• [Stated problem]:
Only the pictures are left out: repeat the rest of the entries exactly.

--- begin Material supplied ---

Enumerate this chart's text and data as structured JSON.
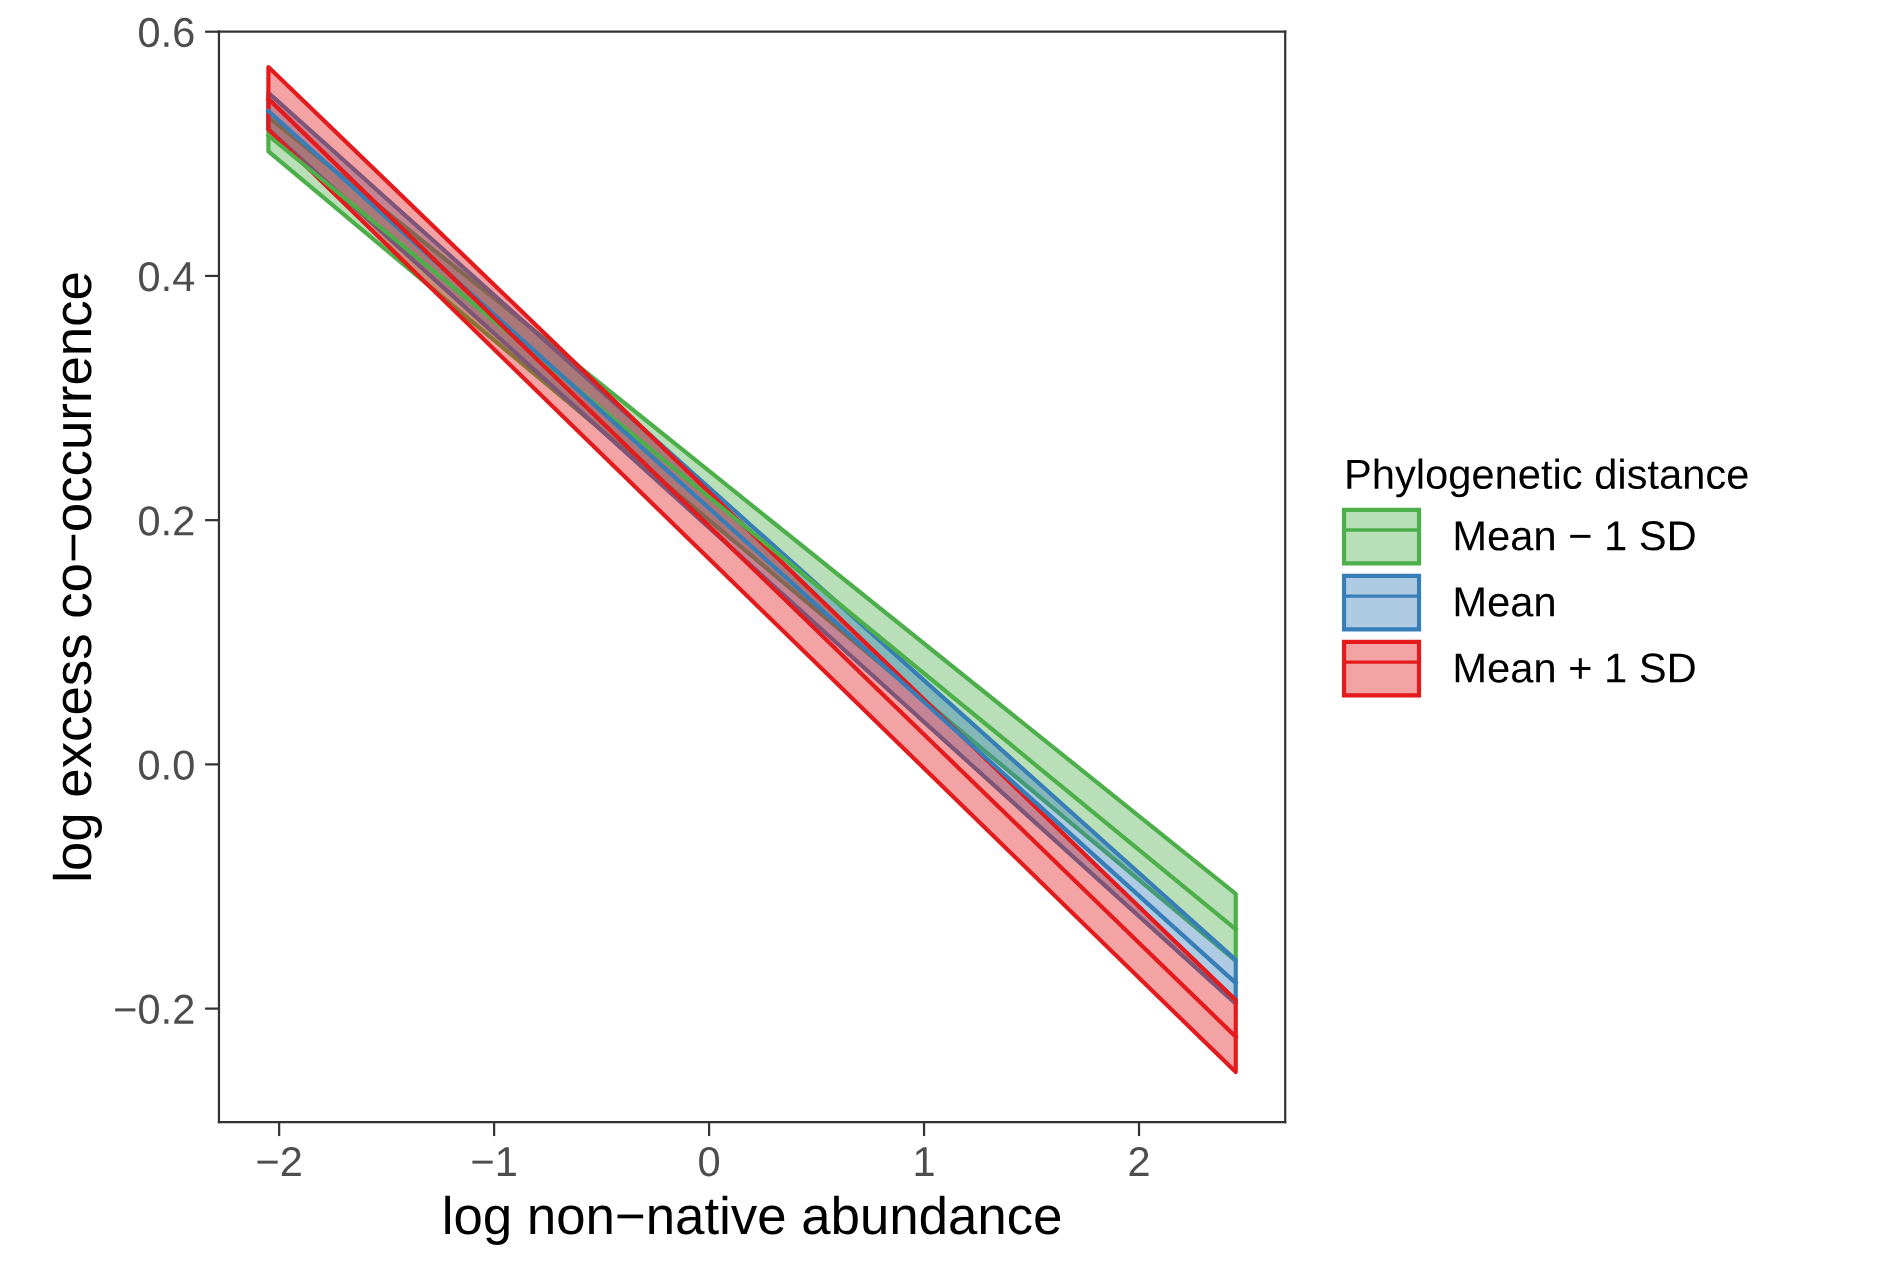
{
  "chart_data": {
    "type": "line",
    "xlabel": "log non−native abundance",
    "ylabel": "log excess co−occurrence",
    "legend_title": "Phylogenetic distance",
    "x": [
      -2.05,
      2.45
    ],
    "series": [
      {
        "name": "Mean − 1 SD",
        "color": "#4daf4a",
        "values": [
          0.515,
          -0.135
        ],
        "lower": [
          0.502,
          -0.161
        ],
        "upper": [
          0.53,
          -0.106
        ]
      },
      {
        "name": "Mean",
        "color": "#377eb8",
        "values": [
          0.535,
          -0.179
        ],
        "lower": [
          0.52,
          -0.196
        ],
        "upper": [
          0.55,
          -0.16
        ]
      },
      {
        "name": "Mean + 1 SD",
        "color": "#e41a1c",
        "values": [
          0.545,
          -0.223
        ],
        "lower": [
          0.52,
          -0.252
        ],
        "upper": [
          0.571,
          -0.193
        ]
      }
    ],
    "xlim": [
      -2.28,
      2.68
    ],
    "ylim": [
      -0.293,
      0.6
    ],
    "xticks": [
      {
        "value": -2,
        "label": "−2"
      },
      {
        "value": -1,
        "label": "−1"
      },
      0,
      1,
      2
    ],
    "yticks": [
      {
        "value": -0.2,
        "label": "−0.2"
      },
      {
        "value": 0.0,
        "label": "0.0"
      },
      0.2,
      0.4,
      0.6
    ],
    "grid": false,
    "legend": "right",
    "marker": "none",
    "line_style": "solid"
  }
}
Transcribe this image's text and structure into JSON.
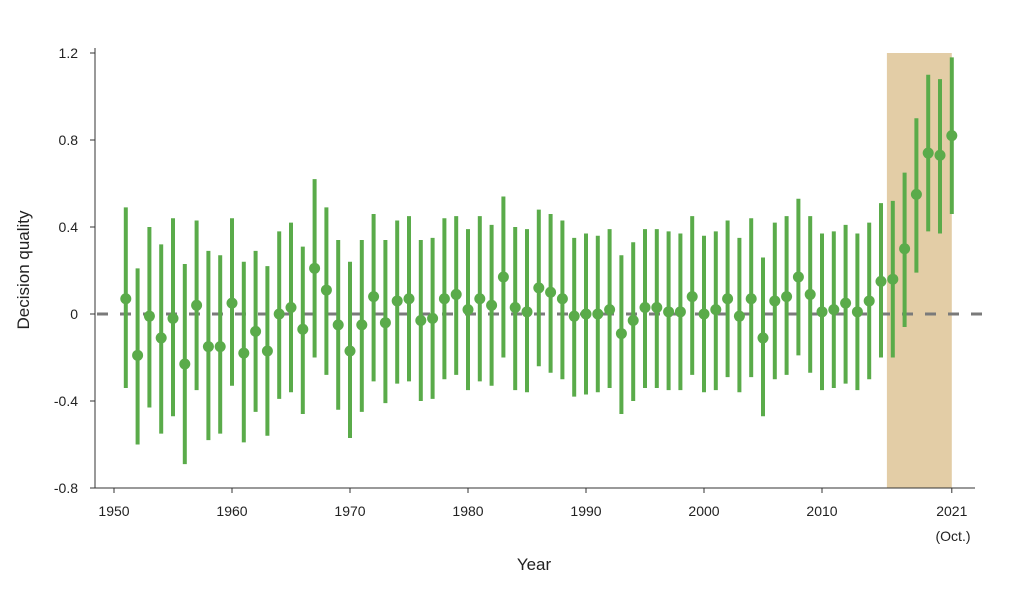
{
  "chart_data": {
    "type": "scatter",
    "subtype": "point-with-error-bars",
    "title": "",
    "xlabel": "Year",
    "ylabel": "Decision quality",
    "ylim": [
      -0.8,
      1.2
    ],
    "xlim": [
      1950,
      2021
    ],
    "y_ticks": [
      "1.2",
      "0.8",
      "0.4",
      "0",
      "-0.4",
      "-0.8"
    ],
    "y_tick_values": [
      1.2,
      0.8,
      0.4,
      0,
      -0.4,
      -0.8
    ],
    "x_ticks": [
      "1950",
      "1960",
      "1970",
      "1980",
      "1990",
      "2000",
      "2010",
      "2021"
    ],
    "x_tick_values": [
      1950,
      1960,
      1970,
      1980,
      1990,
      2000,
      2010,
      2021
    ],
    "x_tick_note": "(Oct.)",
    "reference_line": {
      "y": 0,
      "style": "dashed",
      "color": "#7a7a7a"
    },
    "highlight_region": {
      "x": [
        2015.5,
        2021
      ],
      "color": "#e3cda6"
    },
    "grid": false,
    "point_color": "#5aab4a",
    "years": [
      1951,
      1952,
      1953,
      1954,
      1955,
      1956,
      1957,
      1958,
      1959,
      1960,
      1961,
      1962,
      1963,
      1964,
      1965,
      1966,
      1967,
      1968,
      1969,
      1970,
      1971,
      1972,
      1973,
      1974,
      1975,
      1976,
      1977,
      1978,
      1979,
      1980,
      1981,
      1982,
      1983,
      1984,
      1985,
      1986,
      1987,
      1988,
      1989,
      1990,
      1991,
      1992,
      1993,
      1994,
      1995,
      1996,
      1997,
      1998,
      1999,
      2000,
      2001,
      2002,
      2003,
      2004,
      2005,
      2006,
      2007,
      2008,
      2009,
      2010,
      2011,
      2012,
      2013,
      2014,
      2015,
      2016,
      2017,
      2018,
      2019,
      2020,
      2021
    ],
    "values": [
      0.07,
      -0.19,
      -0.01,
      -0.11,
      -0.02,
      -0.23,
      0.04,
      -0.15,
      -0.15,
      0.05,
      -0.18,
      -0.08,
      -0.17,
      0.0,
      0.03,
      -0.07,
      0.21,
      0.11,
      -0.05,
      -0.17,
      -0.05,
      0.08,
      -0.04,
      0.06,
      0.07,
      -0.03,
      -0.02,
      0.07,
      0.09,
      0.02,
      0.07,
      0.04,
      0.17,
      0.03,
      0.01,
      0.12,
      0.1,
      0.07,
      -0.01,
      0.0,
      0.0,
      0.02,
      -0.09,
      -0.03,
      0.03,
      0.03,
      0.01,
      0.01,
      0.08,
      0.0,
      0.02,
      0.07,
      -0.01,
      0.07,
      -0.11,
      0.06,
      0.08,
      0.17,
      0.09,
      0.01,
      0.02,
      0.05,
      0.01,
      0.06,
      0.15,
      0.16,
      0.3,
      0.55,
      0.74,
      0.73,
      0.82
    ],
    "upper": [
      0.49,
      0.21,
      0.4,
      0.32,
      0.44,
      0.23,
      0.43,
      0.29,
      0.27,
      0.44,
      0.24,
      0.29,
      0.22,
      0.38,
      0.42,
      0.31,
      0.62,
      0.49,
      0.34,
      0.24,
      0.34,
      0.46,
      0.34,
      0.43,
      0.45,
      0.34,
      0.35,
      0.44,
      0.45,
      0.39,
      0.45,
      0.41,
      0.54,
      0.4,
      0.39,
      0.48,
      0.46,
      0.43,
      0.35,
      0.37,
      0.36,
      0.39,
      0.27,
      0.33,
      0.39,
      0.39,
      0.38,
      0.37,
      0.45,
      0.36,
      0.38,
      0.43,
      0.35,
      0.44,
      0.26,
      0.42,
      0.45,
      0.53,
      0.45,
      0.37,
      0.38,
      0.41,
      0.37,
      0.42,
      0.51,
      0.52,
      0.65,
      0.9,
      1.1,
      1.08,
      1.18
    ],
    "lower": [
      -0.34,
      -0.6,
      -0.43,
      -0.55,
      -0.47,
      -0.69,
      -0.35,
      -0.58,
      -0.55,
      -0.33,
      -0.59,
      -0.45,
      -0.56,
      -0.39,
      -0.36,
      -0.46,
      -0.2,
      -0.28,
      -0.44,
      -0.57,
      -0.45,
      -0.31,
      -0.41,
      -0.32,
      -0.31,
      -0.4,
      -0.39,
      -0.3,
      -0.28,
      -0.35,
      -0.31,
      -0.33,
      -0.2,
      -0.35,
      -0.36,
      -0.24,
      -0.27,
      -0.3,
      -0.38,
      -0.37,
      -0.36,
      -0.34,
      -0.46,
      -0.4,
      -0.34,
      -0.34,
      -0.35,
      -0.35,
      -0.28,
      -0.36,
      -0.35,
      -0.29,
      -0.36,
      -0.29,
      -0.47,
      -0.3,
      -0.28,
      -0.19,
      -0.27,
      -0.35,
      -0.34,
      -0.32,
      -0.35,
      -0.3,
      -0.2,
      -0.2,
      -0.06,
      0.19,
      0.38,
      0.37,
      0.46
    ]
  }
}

--- end Material supplied ---

• [Solution to the problem]:
Enumerate this chart's text and data as structured JSON.
{
  "chart_data": {
    "type": "line",
    "xlabel": "log non−native abundance",
    "ylabel": "log excess co−occurrence",
    "legend_title": "Phylogenetic distance",
    "x": [
      -2.05,
      2.45
    ],
    "series": [
      {
        "name": "Mean − 1 SD",
        "color": "#4daf4a",
        "values": [
          0.515,
          -0.135
        ],
        "lower": [
          0.502,
          -0.161
        ],
        "upper": [
          0.53,
          -0.106
        ]
      },
      {
        "name": "Mean",
        "color": "#377eb8",
        "values": [
          0.535,
          -0.179
        ],
        "lower": [
          0.52,
          -0.196
        ],
        "upper": [
          0.55,
          -0.16
        ]
      },
      {
        "name": "Mean + 1 SD",
        "color": "#e41a1c",
        "values": [
          0.545,
          -0.223
        ],
        "lower": [
          0.52,
          -0.252
        ],
        "upper": [
          0.571,
          -0.193
        ]
      }
    ],
    "xlim": [
      -2.28,
      2.68
    ],
    "ylim": [
      -0.293,
      0.6
    ],
    "xticks": [
      {
        "value": -2,
        "label": "−2"
      },
      {
        "value": -1,
        "label": "−1"
      },
      0,
      1,
      2
    ],
    "yticks": [
      {
        "value": -0.2,
        "label": "−0.2"
      },
      {
        "value": 0.0,
        "label": "0.0"
      },
      0.2,
      0.4,
      0.6
    ],
    "grid": false,
    "legend": "right",
    "marker": "none",
    "line_style": "solid"
  }
}
Transcribe this image's text and structure into JSON.
{
  "chart_data": {
    "type": "scatter",
    "subtype": "point-with-error-bars",
    "title": "",
    "xlabel": "Year",
    "ylabel": "Decision quality",
    "ylim": [
      -0.8,
      1.2
    ],
    "xlim": [
      1950,
      2021
    ],
    "y_ticks": [
      "1.2",
      "0.8",
      "0.4",
      "0",
      "-0.4",
      "-0.8"
    ],
    "y_tick_values": [
      1.2,
      0.8,
      0.4,
      0,
      -0.4,
      -0.8
    ],
    "x_ticks": [
      "1950",
      "1960",
      "1970",
      "1980",
      "1990",
      "2000",
      "2010",
      "2021"
    ],
    "x_tick_values": [
      1950,
      1960,
      1970,
      1980,
      1990,
      2000,
      2010,
      2021
    ],
    "x_tick_note": "(Oct.)",
    "reference_line": {
      "y": 0,
      "style": "dashed",
      "color": "#7a7a7a"
    },
    "highlight_region": {
      "x": [
        2015.5,
        2021
      ],
      "color": "#e3cda6"
    },
    "grid": false,
    "point_color": "#5aab4a",
    "years": [
      1951,
      1952,
      1953,
      1954,
      1955,
      1956,
      1957,
      1958,
      1959,
      1960,
      1961,
      1962,
      1963,
      1964,
      1965,
      1966,
      1967,
      1968,
      1969,
      1970,
      1971,
      1972,
      1973,
      1974,
      1975,
      1976,
      1977,
      1978,
      1979,
      1980,
      1981,
      1982,
      1983,
      1984,
      1985,
      1986,
      1987,
      1988,
      1989,
      1990,
      1991,
      1992,
      1993,
      1994,
      1995,
      1996,
      1997,
      1998,
      1999,
      2000,
      2001,
      2002,
      2003,
      2004,
      2005,
      2006,
      2007,
      2008,
      2009,
      2010,
      2011,
      2012,
      2013,
      2014,
      2015,
      2016,
      2017,
      2018,
      2019,
      2020,
      2021
    ],
    "values": [
      0.07,
      -0.19,
      -0.01,
      -0.11,
      -0.02,
      -0.23,
      0.04,
      -0.15,
      -0.15,
      0.05,
      -0.18,
      -0.08,
      -0.17,
      0.0,
      0.03,
      -0.07,
      0.21,
      0.11,
      -0.05,
      -0.17,
      -0.05,
      0.08,
      -0.04,
      0.06,
      0.07,
      -0.03,
      -0.02,
      0.07,
      0.09,
      0.02,
      0.07,
      0.04,
      0.17,
      0.03,
      0.01,
      0.12,
      0.1,
      0.07,
      -0.01,
      0.0,
      0.0,
      0.02,
      -0.09,
      -0.03,
      0.03,
      0.03,
      0.01,
      0.01,
      0.08,
      0.0,
      0.02,
      0.07,
      -0.01,
      0.07,
      -0.11,
      0.06,
      0.08,
      0.17,
      0.09,
      0.01,
      0.02,
      0.05,
      0.01,
      0.06,
      0.15,
      0.16,
      0.3,
      0.55,
      0.74,
      0.73,
      0.82
    ],
    "upper": [
      0.49,
      0.21,
      0.4,
      0.32,
      0.44,
      0.23,
      0.43,
      0.29,
      0.27,
      0.44,
      0.24,
      0.29,
      0.22,
      0.38,
      0.42,
      0.31,
      0.62,
      0.49,
      0.34,
      0.24,
      0.34,
      0.46,
      0.34,
      0.43,
      0.45,
      0.34,
      0.35,
      0.44,
      0.45,
      0.39,
      0.45,
      0.41,
      0.54,
      0.4,
      0.39,
      0.48,
      0.46,
      0.43,
      0.35,
      0.37,
      0.36,
      0.39,
      0.27,
      0.33,
      0.39,
      0.39,
      0.38,
      0.37,
      0.45,
      0.36,
      0.38,
      0.43,
      0.35,
      0.44,
      0.26,
      0.42,
      0.45,
      0.53,
      0.45,
      0.37,
      0.38,
      0.41,
      0.37,
      0.42,
      0.51,
      0.52,
      0.65,
      0.9,
      1.1,
      1.08,
      1.18
    ],
    "lower": [
      -0.34,
      -0.6,
      -0.43,
      -0.55,
      -0.47,
      -0.69,
      -0.35,
      -0.58,
      -0.55,
      -0.33,
      -0.59,
      -0.45,
      -0.56,
      -0.39,
      -0.36,
      -0.46,
      -0.2,
      -0.28,
      -0.44,
      -0.57,
      -0.45,
      -0.31,
      -0.41,
      -0.32,
      -0.31,
      -0.4,
      -0.39,
      -0.3,
      -0.28,
      -0.35,
      -0.31,
      -0.33,
      -0.2,
      -0.35,
      -0.36,
      -0.24,
      -0.27,
      -0.3,
      -0.38,
      -0.37,
      -0.36,
      -0.34,
      -0.46,
      -0.4,
      -0.34,
      -0.34,
      -0.35,
      -0.35,
      -0.28,
      -0.36,
      -0.35,
      -0.29,
      -0.36,
      -0.29,
      -0.47,
      -0.3,
      -0.28,
      -0.19,
      -0.27,
      -0.35,
      -0.34,
      -0.32,
      -0.35,
      -0.3,
      -0.2,
      -0.2,
      -0.06,
      0.19,
      0.38,
      0.37,
      0.46
    ]
  }
}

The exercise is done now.